Direction
Every entry below must be repeated exactly; skip the pictures.

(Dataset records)
▽

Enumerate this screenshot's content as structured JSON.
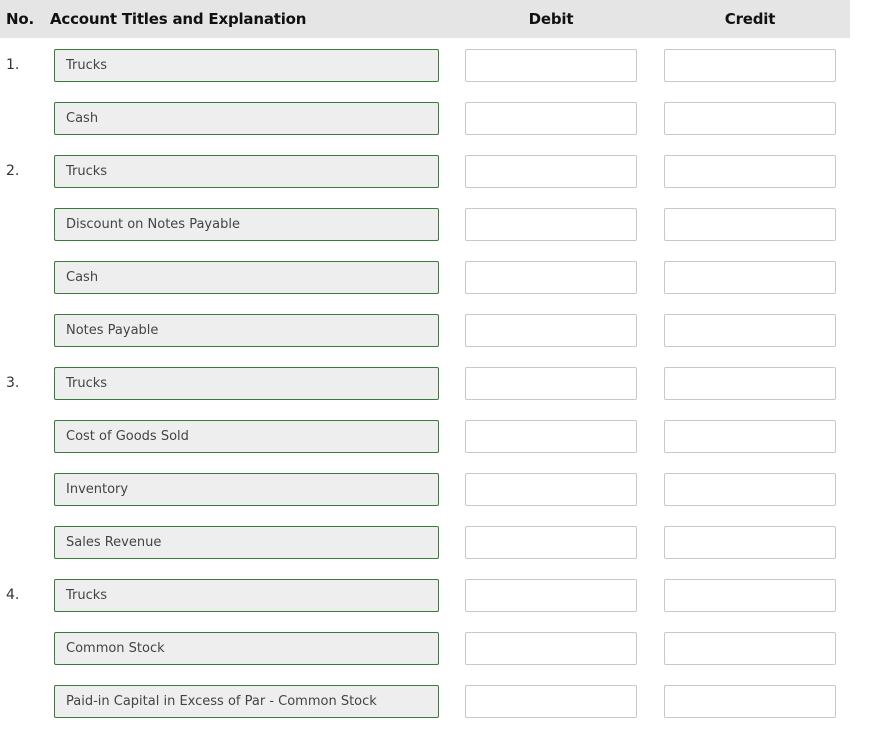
{
  "header": {
    "no": "No.",
    "account": "Account Titles and Explanation",
    "debit": "Debit",
    "credit": "Credit"
  },
  "rows": [
    {
      "no": "1.",
      "account": "Trucks",
      "debit": "",
      "credit": ""
    },
    {
      "no": "",
      "account": "Cash",
      "debit": "",
      "credit": ""
    },
    {
      "no": "2.",
      "account": "Trucks",
      "debit": "",
      "credit": ""
    },
    {
      "no": "",
      "account": "Discount on Notes Payable",
      "debit": "",
      "credit": ""
    },
    {
      "no": "",
      "account": "Cash",
      "debit": "",
      "credit": ""
    },
    {
      "no": "",
      "account": "Notes Payable",
      "debit": "",
      "credit": ""
    },
    {
      "no": "3.",
      "account": "Trucks",
      "debit": "",
      "credit": ""
    },
    {
      "no": "",
      "account": "Cost of Goods Sold",
      "debit": "",
      "credit": ""
    },
    {
      "no": "",
      "account": "Inventory",
      "debit": "",
      "credit": ""
    },
    {
      "no": "",
      "account": "Sales Revenue",
      "debit": "",
      "credit": ""
    },
    {
      "no": "4.",
      "account": "Trucks",
      "debit": "",
      "credit": ""
    },
    {
      "no": "",
      "account": "Common Stock",
      "debit": "",
      "credit": ""
    },
    {
      "no": "",
      "account": "Paid-in Capital in Excess of Par - Common Stock",
      "debit": "",
      "credit": ""
    }
  ]
}
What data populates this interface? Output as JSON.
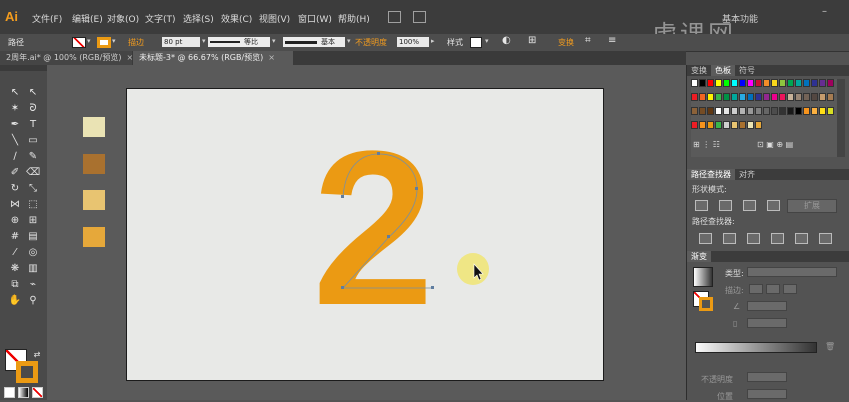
{
  "app": {
    "logo": "Ai",
    "workspace": "基本功能",
    "watermark": "虎课网"
  },
  "menu": [
    "文件(F)",
    "编辑(E)",
    "对象(O)",
    "文字(T)",
    "选择(S)",
    "效果(C)",
    "视图(V)",
    "窗口(W)",
    "帮助(H)"
  ],
  "control_bar": {
    "object_type": "路径",
    "stroke_label": "描边",
    "stroke_weight": "80 pt",
    "stroke_profile": "等比",
    "brush": "基本",
    "opacity_label": "不透明度",
    "opacity": "100%",
    "style_label": "样式",
    "transform_label": "变换"
  },
  "tabs": [
    {
      "label": "2周年.ai* @ 100% (RGB/预览)",
      "close": "×"
    },
    {
      "label": "未标题-3* @ 66.67% (RGB/预览)",
      "close": "×"
    }
  ],
  "canvas": {
    "glyph": "2",
    "glyph_color": "#eb9a13",
    "palette_swatches": [
      "#eae3b4",
      "#a9712f",
      "#e8c471",
      "#e6a83a"
    ]
  },
  "colors": {
    "accent": "#f39c1e",
    "artboard": "#e8e9e7",
    "cursor_highlight": "#efe67a"
  },
  "swatches_panel": {
    "tabs": [
      "变换",
      "色板",
      "符号"
    ],
    "active": "色板",
    "rows": [
      [
        "#ffffff",
        "#000000",
        "#ff0000",
        "#ffff00",
        "#00ff00",
        "#00ffff",
        "#0000ff",
        "#ff00ff",
        "#c8102e",
        "#f28c28",
        "#f9d71c",
        "#8dc63f",
        "#00a651",
        "#00a99d",
        "#0072bc",
        "#2e3192",
        "#662d91",
        "#9e005d"
      ],
      [
        "#ed1c24",
        "#f26522",
        "#fff200",
        "#39b54a",
        "#009245",
        "#00a99d",
        "#29abe2",
        "#0071bc",
        "#2e3192",
        "#92278f",
        "#ec008c",
        "#ed145b",
        "#c7b299",
        "#998675",
        "#736357",
        "#534741",
        "#c69c6d",
        "#a67c52"
      ],
      [
        "#8c6239",
        "#754c24",
        "#603813",
        "#ffffff",
        "#e6e6e6",
        "#cccccc",
        "#b3b3b3",
        "#999999",
        "#808080",
        "#666666",
        "#4d4d4d",
        "#333333",
        "#1a1a1a",
        "#000000",
        "#f7941d",
        "#fbb040",
        "#ffde17",
        "#d7df23"
      ],
      [
        "#ed1c24",
        "#f7941d",
        "#eb9a13",
        "#39b54a",
        "#cfcfcf",
        "#e8c471",
        "#a9712f",
        "#eae3b4",
        "#e6a83a"
      ]
    ]
  },
  "pathfinder_panel": {
    "tabs": [
      "路径查找器",
      "对齐"
    ],
    "shape_modes_label": "形状模式:",
    "expand_button": "扩展",
    "pathfinders_label": "路径查找器:"
  },
  "gradient_panel": {
    "tab": "渐变",
    "type_label": "类型:",
    "stroke_label": "描边:",
    "opacity_label": "不透明度",
    "location_label": "位置"
  }
}
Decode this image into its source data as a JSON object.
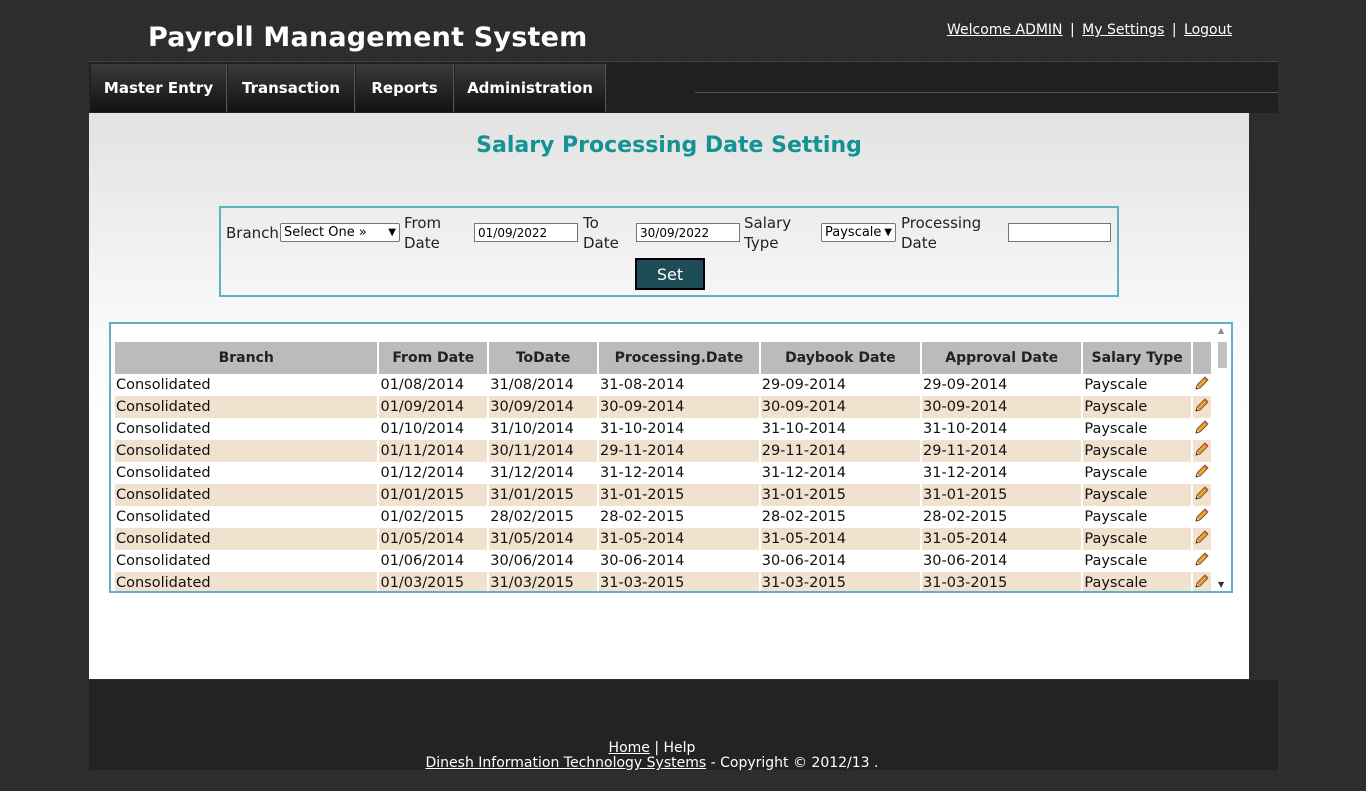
{
  "header": {
    "app_title": "Payroll Management System",
    "welcome": "Welcome ADMIN",
    "my_settings": "My Settings",
    "logout": "Logout",
    "separator": "|"
  },
  "nav": {
    "items": [
      {
        "label": "Master Entry"
      },
      {
        "label": "Transaction"
      },
      {
        "label": "Reports"
      },
      {
        "label": "Administration"
      }
    ]
  },
  "page": {
    "title": "Salary Processing Date Setting"
  },
  "filter": {
    "branch_label": "Branch",
    "branch_value": "Select One »",
    "from_label_1": "From",
    "from_label_2": "Date",
    "from_value": "01/09/2022",
    "to_label_1": "To",
    "to_label_2": "Date",
    "to_value": "30/09/2022",
    "salary_label_1": "Salary",
    "salary_label_2": "Type",
    "salary_value": "Payscale",
    "processing_label_1": "Processing",
    "processing_label_2": "Date",
    "processing_value": "",
    "set_label": "Set"
  },
  "grid": {
    "columns": [
      "Branch",
      "From Date",
      "ToDate",
      "Processing.Date",
      "Daybook Date",
      "Approval Date",
      "Salary Type"
    ],
    "rows": [
      [
        "Consolidated",
        "01/08/2014",
        "31/08/2014",
        "31-08-2014",
        "29-09-2014",
        "29-09-2014",
        "Payscale"
      ],
      [
        "Consolidated",
        "01/09/2014",
        "30/09/2014",
        "30-09-2014",
        "30-09-2014",
        "30-09-2014",
        "Payscale"
      ],
      [
        "Consolidated",
        "01/10/2014",
        "31/10/2014",
        "31-10-2014",
        "31-10-2014",
        "31-10-2014",
        "Payscale"
      ],
      [
        "Consolidated",
        "01/11/2014",
        "30/11/2014",
        "29-11-2014",
        "29-11-2014",
        "29-11-2014",
        "Payscale"
      ],
      [
        "Consolidated",
        "01/12/2014",
        "31/12/2014",
        "31-12-2014",
        "31-12-2014",
        "31-12-2014",
        "Payscale"
      ],
      [
        "Consolidated",
        "01/01/2015",
        "31/01/2015",
        "31-01-2015",
        "31-01-2015",
        "31-01-2015",
        "Payscale"
      ],
      [
        "Consolidated",
        "01/02/2015",
        "28/02/2015",
        "28-02-2015",
        "28-02-2015",
        "28-02-2015",
        "Payscale"
      ],
      [
        "Consolidated",
        "01/05/2014",
        "31/05/2014",
        "31-05-2014",
        "31-05-2014",
        "31-05-2014",
        "Payscale"
      ],
      [
        "Consolidated",
        "01/06/2014",
        "30/06/2014",
        "30-06-2014",
        "30-06-2014",
        "30-06-2014",
        "Payscale"
      ],
      [
        "Consolidated",
        "01/03/2015",
        "31/03/2015",
        "31-03-2015",
        "31-03-2015",
        "31-03-2015",
        "Payscale"
      ]
    ]
  },
  "footer": {
    "home": "Home",
    "separator": "|",
    "help": "Help",
    "company": "Dinesh Information Technology Systems",
    "copyright": "- Copyright © 2012/13 ."
  },
  "icons": {
    "edit": "pencil-icon"
  }
}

△

Answer below
Enumerate this screenshot's content as structured JSON.
{
  "header": {
    "no": "No.",
    "account": "Account Titles and Explanation",
    "debit": "Debit",
    "credit": "Credit"
  },
  "rows": [
    {
      "no": "1.",
      "account": "Trucks",
      "debit": "",
      "credit": ""
    },
    {
      "no": "",
      "account": "Cash",
      "debit": "",
      "credit": ""
    },
    {
      "no": "2.",
      "account": "Trucks",
      "debit": "",
      "credit": ""
    },
    {
      "no": "",
      "account": "Discount on Notes Payable",
      "debit": "",
      "credit": ""
    },
    {
      "no": "",
      "account": "Cash",
      "debit": "",
      "credit": ""
    },
    {
      "no": "",
      "account": "Notes Payable",
      "debit": "",
      "credit": ""
    },
    {
      "no": "3.",
      "account": "Trucks",
      "debit": "",
      "credit": ""
    },
    {
      "no": "",
      "account": "Cost of Goods Sold",
      "debit": "",
      "credit": ""
    },
    {
      "no": "",
      "account": "Inventory",
      "debit": "",
      "credit": ""
    },
    {
      "no": "",
      "account": "Sales Revenue",
      "debit": "",
      "credit": ""
    },
    {
      "no": "4.",
      "account": "Trucks",
      "debit": "",
      "credit": ""
    },
    {
      "no": "",
      "account": "Common Stock",
      "debit": "",
      "credit": ""
    },
    {
      "no": "",
      "account": "Paid-in Capital in Excess of Par - Common Stock",
      "debit": "",
      "credit": ""
    }
  ]
}
What data populates this interface? Output as JSON.
{
  "app": {
    "logo": "Ai",
    "workspace": "基本功能",
    "watermark": "虎课网"
  },
  "menu": [
    "文件(F)",
    "编辑(E)",
    "对象(O)",
    "文字(T)",
    "选择(S)",
    "效果(C)",
    "视图(V)",
    "窗口(W)",
    "帮助(H)"
  ],
  "control_bar": {
    "object_type": "路径",
    "stroke_label": "描边",
    "stroke_weight": "80 pt",
    "stroke_profile": "等比",
    "brush": "基本",
    "opacity_label": "不透明度",
    "opacity": "100%",
    "style_label": "样式",
    "transform_label": "变换"
  },
  "tabs": [
    {
      "label": "2周年.ai* @ 100% (RGB/预览)",
      "close": "×"
    },
    {
      "label": "未标题-3* @ 66.67% (RGB/预览)",
      "close": "×"
    }
  ],
  "canvas": {
    "glyph": "2",
    "glyph_color": "#eb9a13",
    "palette_swatches": [
      "#eae3b4",
      "#a9712f",
      "#e8c471",
      "#e6a83a"
    ]
  },
  "colors": {
    "accent": "#f39c1e",
    "artboard": "#e8e9e7",
    "cursor_highlight": "#efe67a"
  },
  "swatches_panel": {
    "tabs": [
      "变换",
      "色板",
      "符号"
    ],
    "active": "色板",
    "rows": [
      [
        "#ffffff",
        "#000000",
        "#ff0000",
        "#ffff00",
        "#00ff00",
        "#00ffff",
        "#0000ff",
        "#ff00ff",
        "#c8102e",
        "#f28c28",
        "#f9d71c",
        "#8dc63f",
        "#00a651",
        "#00a99d",
        "#0072bc",
        "#2e3192",
        "#662d91",
        "#9e005d"
      ],
      [
        "#ed1c24",
        "#f26522",
        "#fff200",
        "#39b54a",
        "#009245",
        "#00a99d",
        "#29abe2",
        "#0071bc",
        "#2e3192",
        "#92278f",
        "#ec008c",
        "#ed145b",
        "#c7b299",
        "#998675",
        "#736357",
        "#534741",
        "#c69c6d",
        "#a67c52"
      ],
      [
        "#8c6239",
        "#754c24",
        "#603813",
        "#ffffff",
        "#e6e6e6",
        "#cccccc",
        "#b3b3b3",
        "#999999",
        "#808080",
        "#666666",
        "#4d4d4d",
        "#333333",
        "#1a1a1a",
        "#000000",
        "#f7941d",
        "#fbb040",
        "#ffde17",
        "#d7df23"
      ],
      [
        "#ed1c24",
        "#f7941d",
        "#eb9a13",
        "#39b54a",
        "#cfcfcf",
        "#e8c471",
        "#a9712f",
        "#eae3b4",
        "#e6a83a"
      ]
    ]
  },
  "pathfinder_panel": {
    "tabs": [
      "路径查找器",
      "对齐"
    ],
    "shape_modes_label": "形状模式:",
    "expand_button": "扩展",
    "pathfinders_label": "路径查找器:"
  },
  "gradient_panel": {
    "tab": "渐变",
    "type_label": "类型:",
    "stroke_label": "描边:",
    "opacity_label": "不透明度",
    "location_label": "位置"
  }
}
Decode this image into its source data as a JSON object.
{
  "header": {
    "app_title": "Payroll Management System",
    "welcome": "Welcome ADMIN",
    "my_settings": "My Settings",
    "logout": "Logout",
    "separator": "|"
  },
  "nav": {
    "items": [
      {
        "label": "Master Entry"
      },
      {
        "label": "Transaction"
      },
      {
        "label": "Reports"
      },
      {
        "label": "Administration"
      }
    ]
  },
  "page": {
    "title": "Salary Processing Date Setting"
  },
  "filter": {
    "branch_label": "Branch",
    "branch_value": "Select One »",
    "from_label_1": "From",
    "from_label_2": "Date",
    "from_value": "01/09/2022",
    "to_label_1": "To",
    "to_label_2": "Date",
    "to_value": "30/09/2022",
    "salary_label_1": "Salary",
    "salary_label_2": "Type",
    "salary_value": "Payscale",
    "processing_label_1": "Processing",
    "processing_label_2": "Date",
    "processing_value": "",
    "set_label": "Set"
  },
  "grid": {
    "columns": [
      "Branch",
      "From Date",
      "ToDate",
      "Processing.Date",
      "Daybook Date",
      "Approval Date",
      "Salary Type"
    ],
    "rows": [
      [
        "Consolidated",
        "01/08/2014",
        "31/08/2014",
        "31-08-2014",
        "29-09-2014",
        "29-09-2014",
        "Payscale"
      ],
      [
        "Consolidated",
        "01/09/2014",
        "30/09/2014",
        "30-09-2014",
        "30-09-2014",
        "30-09-2014",
        "Payscale"
      ],
      [
        "Consolidated",
        "01/10/2014",
        "31/10/2014",
        "31-10-2014",
        "31-10-2014",
        "31-10-2014",
        "Payscale"
      ],
      [
        "Consolidated",
        "01/11/2014",
        "30/11/2014",
        "29-11-2014",
        "29-11-2014",
        "29-11-2014",
        "Payscale"
      ],
      [
        "Consolidated",
        "01/12/2014",
        "31/12/2014",
        "31-12-2014",
        "31-12-2014",
        "31-12-2014",
        "Payscale"
      ],
      [
        "Consolidated",
        "01/01/2015",
        "31/01/2015",
        "31-01-2015",
        "31-01-2015",
        "31-01-2015",
        "Payscale"
      ],
      [
        "Consolidated",
        "01/02/2015",
        "28/02/2015",
        "28-02-2015",
        "28-02-2015",
        "28-02-2015",
        "Payscale"
      ],
      [
        "Consolidated",
        "01/05/2014",
        "31/05/2014",
        "31-05-2014",
        "31-05-2014",
        "31-05-2014",
        "Payscale"
      ],
      [
        "Consolidated",
        "01/06/2014",
        "30/06/2014",
        "30-06-2014",
        "30-06-2014",
        "30-06-2014",
        "Payscale"
      ],
      [
        "Consolidated",
        "01/03/2015",
        "31/03/2015",
        "31-03-2015",
        "31-03-2015",
        "31-03-2015",
        "Payscale"
      ]
    ]
  },
  "footer": {
    "home": "Home",
    "separator": "|",
    "help": "Help",
    "company": "Dinesh Information Technology Systems",
    "copyright": "- Copyright © 2012/13 ."
  },
  "icons": {
    "edit": "pencil-icon"
  }
}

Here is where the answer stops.